_EXCERPTED RECORDS_:
========

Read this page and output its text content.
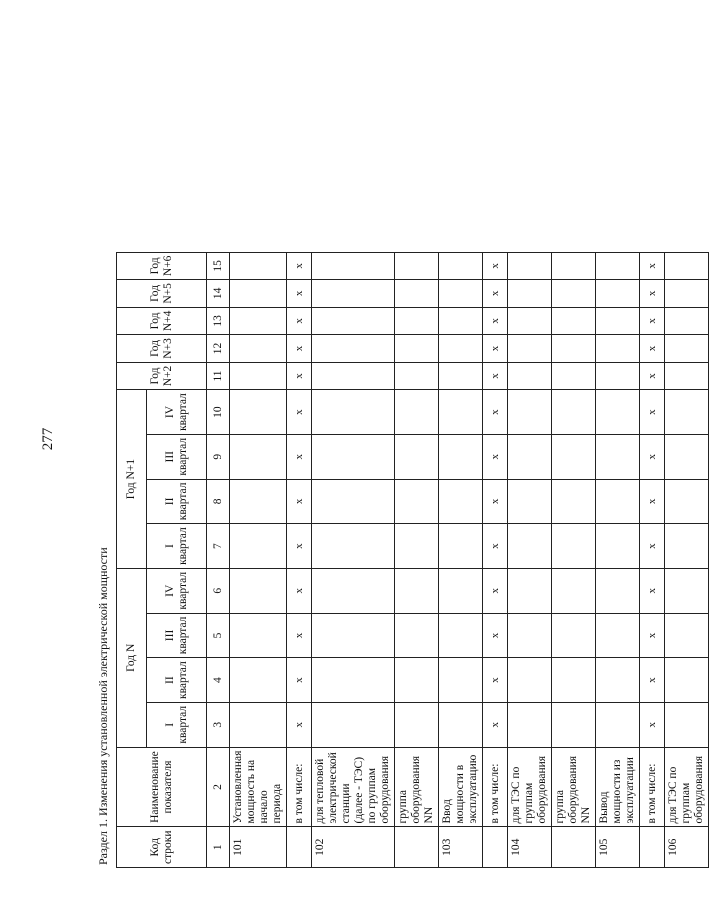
277
Раздел 1. Изменения установленной электрической мощности	Код строки	Наименование показателя	Год N				Год N+1				Год N+2	Год N+3	Год N+4	Год N+5	Год N+6
		I квартал	II квартал	III квартал	IV квартал	I квартал	II квартал	III квартал	IV квартал					
1	2	3	4	5	6	7	8	9	10	11	12	13	14	15
101	Установленная мощность на начало периода													
	в том числе:	x	x	x	x	x	x	x	x	x	x	x	x	x
102	для тепловой электрической станции (далее - ТЭС) по группам оборудования													
	группа оборудования NN													
103	Ввод мощности в эксплуатацию													
	в том числе:	x	x	x	x	x	x	x	x	x	x	x	x	x
104	для ТЭС по группам оборудования													
	группа оборудования NN													
105	Вывод мощности из эксплуатации													
	в том числе:	x	x	x	x	x	x	x	x	x	x	x	x	x
106	для ТЭС по группам оборудования													
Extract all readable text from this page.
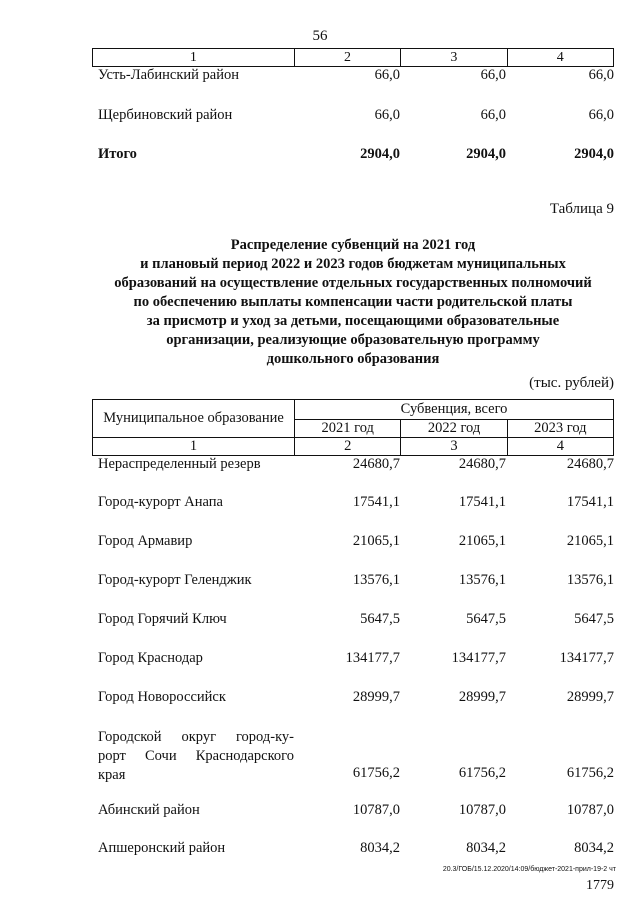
56
1	2	3	4
Усть-Лабинский район	66,0	66,0	66,0
Щербиновский район	66,0	66,0	66,0
Итого	2904,0	2904,0	2904,0
Таблица 9
Распределение субвенций на 2021 год
и плановый период 2022 и 2023 годов бюджетам муниципальных
образований на осуществление отдельных государственных полномочий
по обеспечению выплаты компенсации части родительской платы
за присмотр и уход за детьми, посещающими образовательные
организации, реализующие образовательную программу
дошкольного образования
(тыс. рублей)
Муниципальное образование	Субвенция, всего		
	2021 год	2022 год	2023 год
1	2	3	4
Нераспределенный резерв	24680,7	24680,7	24680,7
Город-курорт Анапа	17541,1	17541,1	17541,1
Город Армавир	21065,1	21065,1	21065,1
Город-курорт Геленджик	13576,1	13576,1	13576,1
Город Горячий Ключ	5647,5	5647,5	5647,5
Город Краснодар	134177,7	134177,7	134177,7
Город Новороссийск	28999,7	28999,7	28999,7
Городской округ город-ку-
рорт Сочи Краснодарского
края	61756,2	61756,2	61756,2
Абинский район	10787,0	10787,0	10787,0
Апшеронский район	8034,2	8034,2	8034,2
20.3/ГОБ/15.12.2020/14:09/бюджет-2021-прил-19-2 чт
1779
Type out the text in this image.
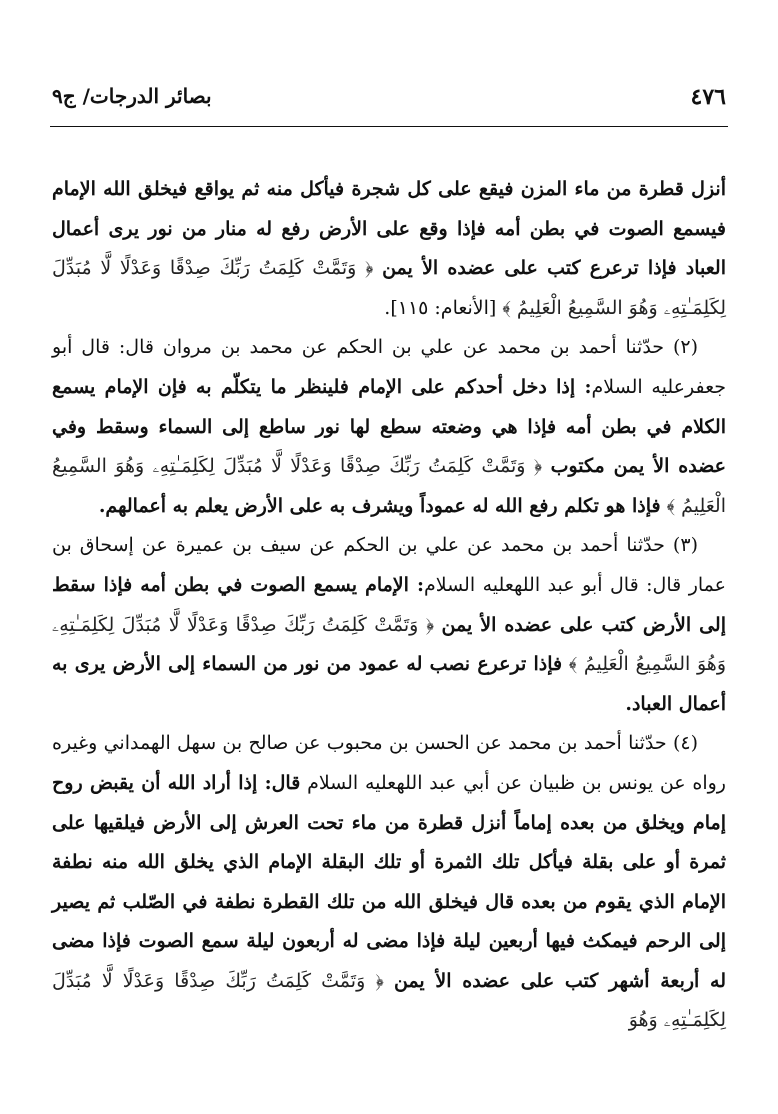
٤٧٦
بصائر الدرجات/ ج٩

أنزل قطرة من ماء المزن فيقع على كل شجرة فيأكل منه ثم يواقع فيخلق الله الإمام فيسمع الصوت في بطن أمه فإذا وقع على الأرض رفع له منار من نور يرى أعمال العباد فإذا ترعرع كتب على عضده الأ يمن ﴿ وَتَمَّتْ كَلِمَتُ رَبِّكَ صِدْقًا وَعَدْلًا لَّا مُبَدِّلَ لِكَلِمَـٰتِهِۦ وَهُوَ السَّمِيعُ الْعَلِيمُ ﴾ [الأنعام: ١١٥].

(٢) حدّثنا أحمد بن محمد عن علي بن الحكم عن محمد بن مروان قال: قال أبو جعفرعليه السلام: إذا دخل أحدكم على الإمام فلينظر ما يتكلّم به فإن الإمام يسمع الكلام في بطن أمه فإذا هي وضعته سطع لها نور ساطع إلى السماء وسقط وفي عضده الأ يمن مكتوب ﴿ وَتَمَّتْ كَلِمَتُ رَبِّكَ صِدْقًا وَعَدْلًا لَّا مُبَدِّلَ لِكَلِمَـٰتِهِۦ وَهُوَ السَّمِيعُ الْعَلِيمُ ﴾ فإذا هو تكلم رفع الله له عموداً ويشرف به على الأرض يعلم به أعمالهم.

(٣) حدّثنا أحمد بن محمد عن علي بن الحكم عن سيف بن عميرة عن إسحاق بن عمار قال: قال أبو عبد اللهعليه السلام: الإمام يسمع الصوت في بطن أمه فإذا سقط إلى الأرض كتب على عضده الأ يمن ﴿ وَتَمَّتْ كَلِمَتُ رَبِّكَ صِدْقًا وَعَدْلًا لَّا مُبَدِّلَ لِكَلِمَـٰتِهِۦ وَهُوَ السَّمِيعُ الْعَلِيمُ ﴾ فإذا ترعرع نصب له عمود من نور من السماء إلى الأرض يرى به أعمال العباد.

(٤) حدّثنا أحمد بن محمد عن الحسن بن محبوب عن صالح بن سهل الهمداني وغيره رواه عن يونس بن ظبيان عن أبي عبد اللهعليه السلام قال: إذا أراد الله أن يقبض روح إمام ويخلق من بعده إماماً أنزل قطرة من ماء تحت العرش إلى الأرض فيلقيها على ثمرة أو على بقلة فيأكل تلك الثمرة أو تلك البقلة الإمام الذي يخلق الله منه نطفة الإمام الذي يقوم من بعده قال فيخلق الله من تلك القطرة نطفة في الصّلب ثم يصير إلى الرحم فيمكث فيها أربعين ليلة فإذا مضى له أربعون ليلة سمع الصوت فإذا مضى له أربعة أشهر كتب على عضده الأ يمن ﴿ وَتَمَّتْ كَلِمَتُ رَبِّكَ صِدْقًا وَعَدْلًا لَّا مُبَدِّلَ لِكَلِمَـٰتِهِۦ وَهُوَ
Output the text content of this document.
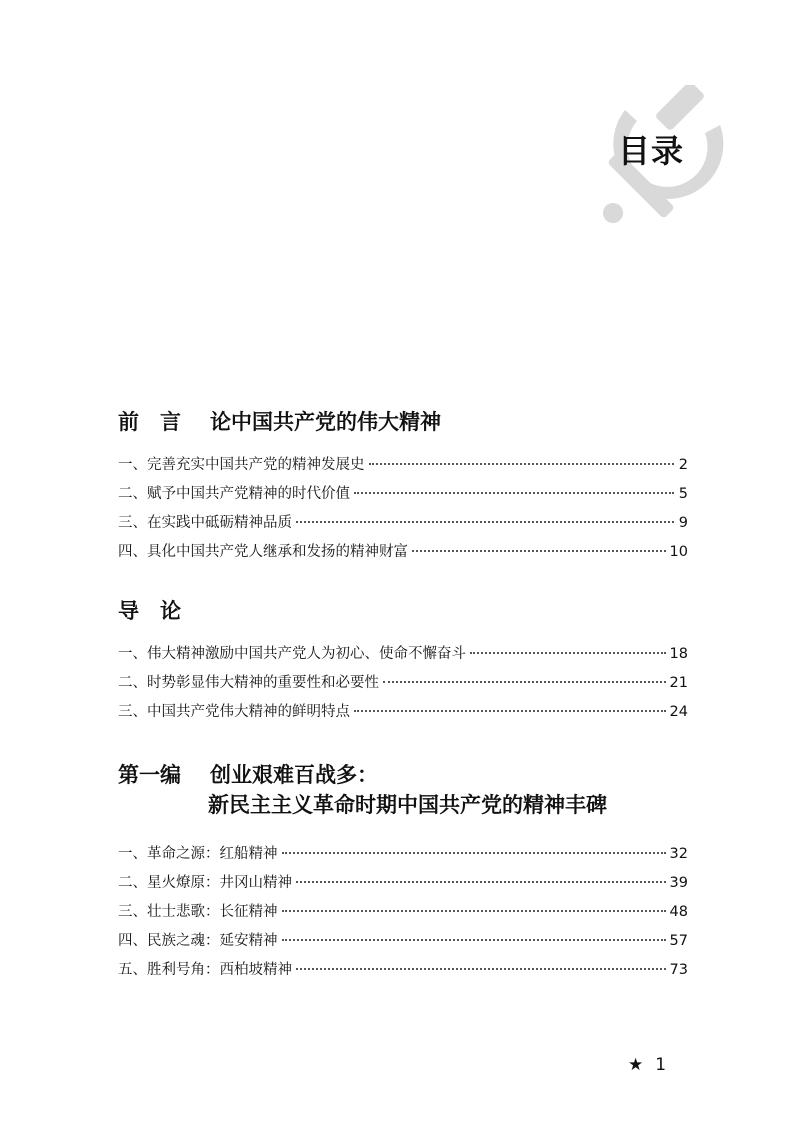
目录
前　言	论中国共产党的伟大精神
一、 完善充实中国共产党的精神发展史	2
二、 赋予中国共产党精神的时代价值	5
三、 在实践中砥砺精神品质	9
四、 具化中国共产党人继承和发扬的精神财富	10
导　论
一、 伟大精神激励中国共产党人为初心、使命不懈奋斗	18
二、 时势彰显伟大精神的重要性和必要性	21
三、 中国共产党伟大精神的鲜明特点	24
第一编	创业艰难百战多：
新民主主义革命时期中国共产党的精神丰碑
一、 革命之源：红船精神	32
二、 星火燎原：井冈山精神	39
三、 壮士悲歌：长征精神	48
四、 民族之魂：延安精神	57
五、 胜利号角：西柏坡精神	73
★ 1
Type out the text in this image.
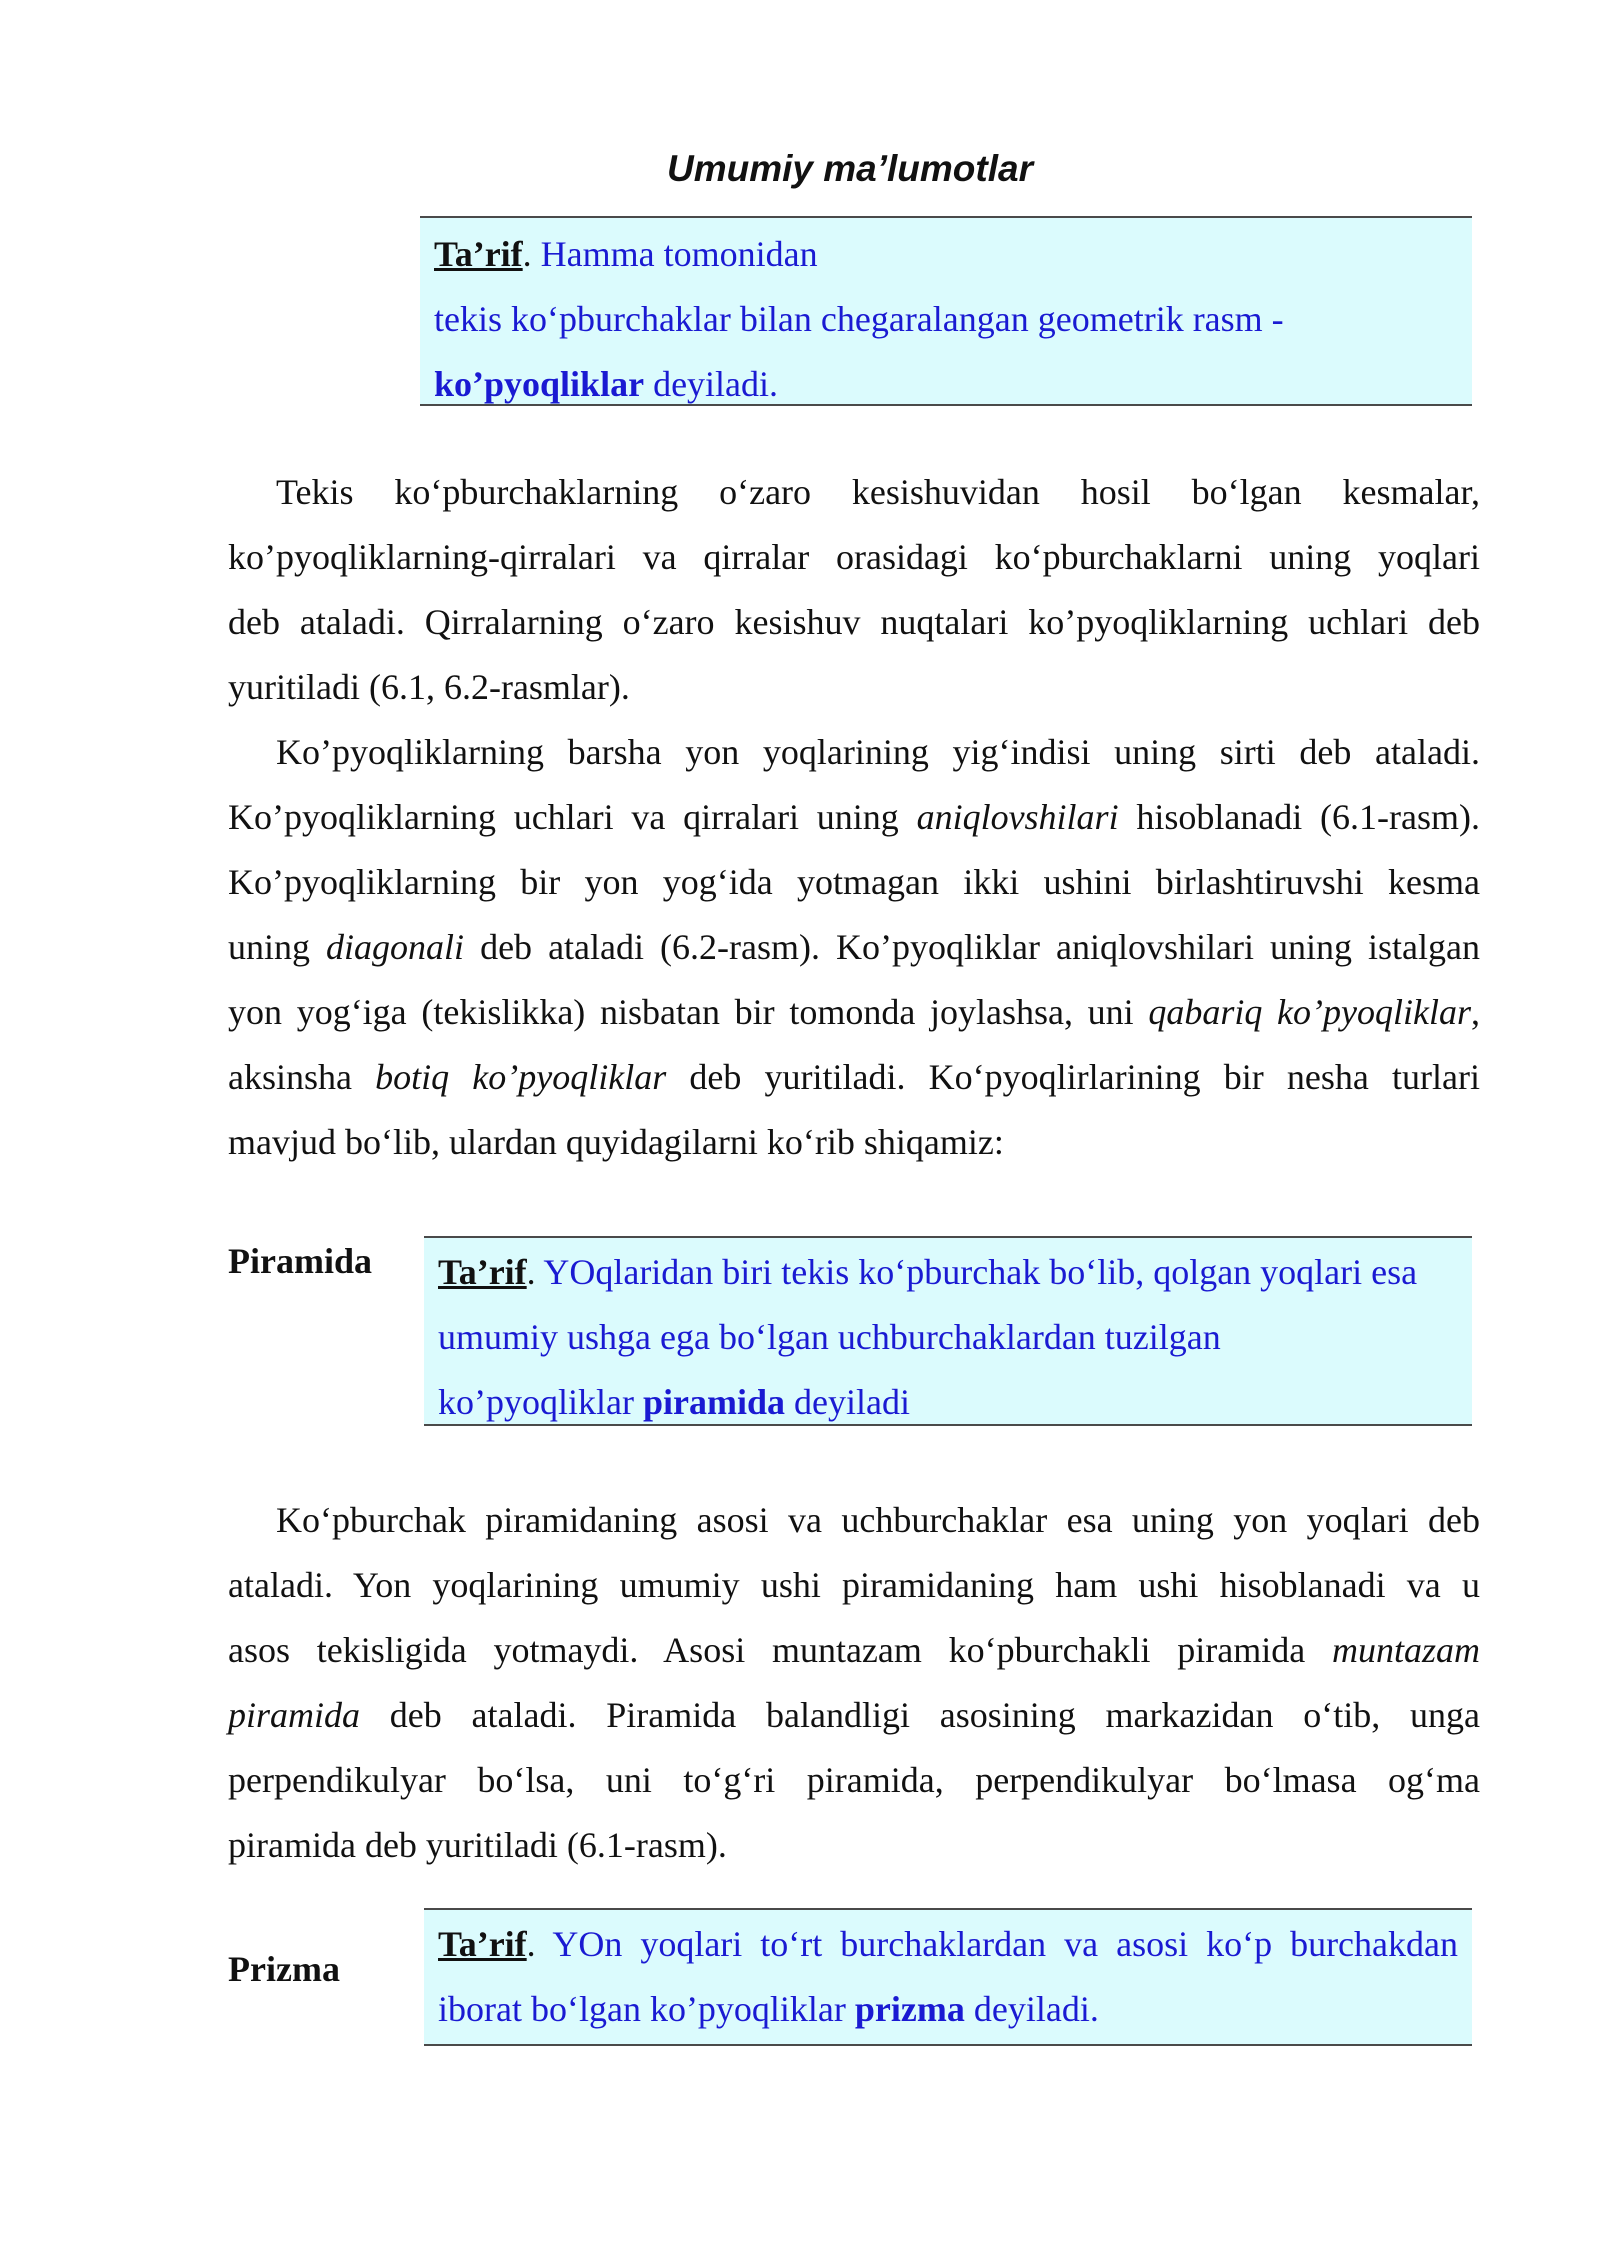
Umumiy ma’lumotlar
Ta’rif. Hamma tomonidan
tekis ko‘pburchaklar bilan chegaralangan geometrik rasm -
ko’pyoqliklar deyiladi.
Tekis ko‘pburchaklarning o‘zaro kesishuvidan hosil bo‘lgan kesmalar,
ko’pyoqliklarning-qirralari va qirralar orasidagi ko‘pburchaklarni uning yoqlari
deb ataladi. Qirralarning o‘zaro kesishuv nuqtalari ko’pyoqliklarning uchlari deb
yuritiladi (6.1, 6.2-rasmlar).
Ko’pyoqliklarning barsha yon yoqlarining yig‘indisi uning sirti deb ataladi.
Ko’pyoqliklarning uchlari va qirralari uning aniqlovshilari hisoblanadi (6.1-rasm).
Ko’pyoqliklarning bir yon yog‘ida yotmagan ikki ushini birlashtiruvshi kesma
uning diagonali deb ataladi (6.2-rasm). Ko’pyoqliklar aniqlovshilari uning istalgan
yon yog‘iga (tekislikka) nisbatan bir tomonda joylashsa, uni qabariq ko’pyoqliklar,
aksinsha botiq ko’pyoqliklar deb yuritiladi. Ko‘pyoqlirlarining bir nesha turlari
mavjud bo‘lib, ulardan quyidagilarni ko‘rib shiqamiz:
Piramida Ta’rif. YOqlaridan biri tekis ko‘pburchak bo‘lib, qolgan yoqlari esa
umumiy ushga ega bo‘lgan uchburchaklardan tuzilgan
ko’pyoqliklar piramida deyiladi
Ko‘pburchak piramidaning asosi va uchburchaklar esa uning yon yoqlari deb
ataladi. Yon yoqlarining umumiy ushi piramidaning ham ushi hisoblanadi va u
asos tekisligida yotmaydi. Asosi muntazam ko‘pburchakli piramida muntazam
piramida deb ataladi. Piramida balandligi asosining markazidan o‘tib, unga
perpendikulyar bo‘lsa, uni to‘g‘ri piramida, perpendikulyar bo‘lmasa og‘ma
piramida deb yuritiladi (6.1-rasm).
Prizma
Ta’rif. YOn yoqlari to‘rt burchaklardan va asosi ko‘p burchakdan
iborat bo‘lgan ko’pyoqliklar prizma deyiladi.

========

_TASK DIRECTIONS_:
Where a line above includes "this", copy that line.

_FINISHED EXERCISE_:
Read this page and output its text content.
Extract all readable text from this page.
Type out the text in this image.
Output the text content of this document.
Type out the text in this image.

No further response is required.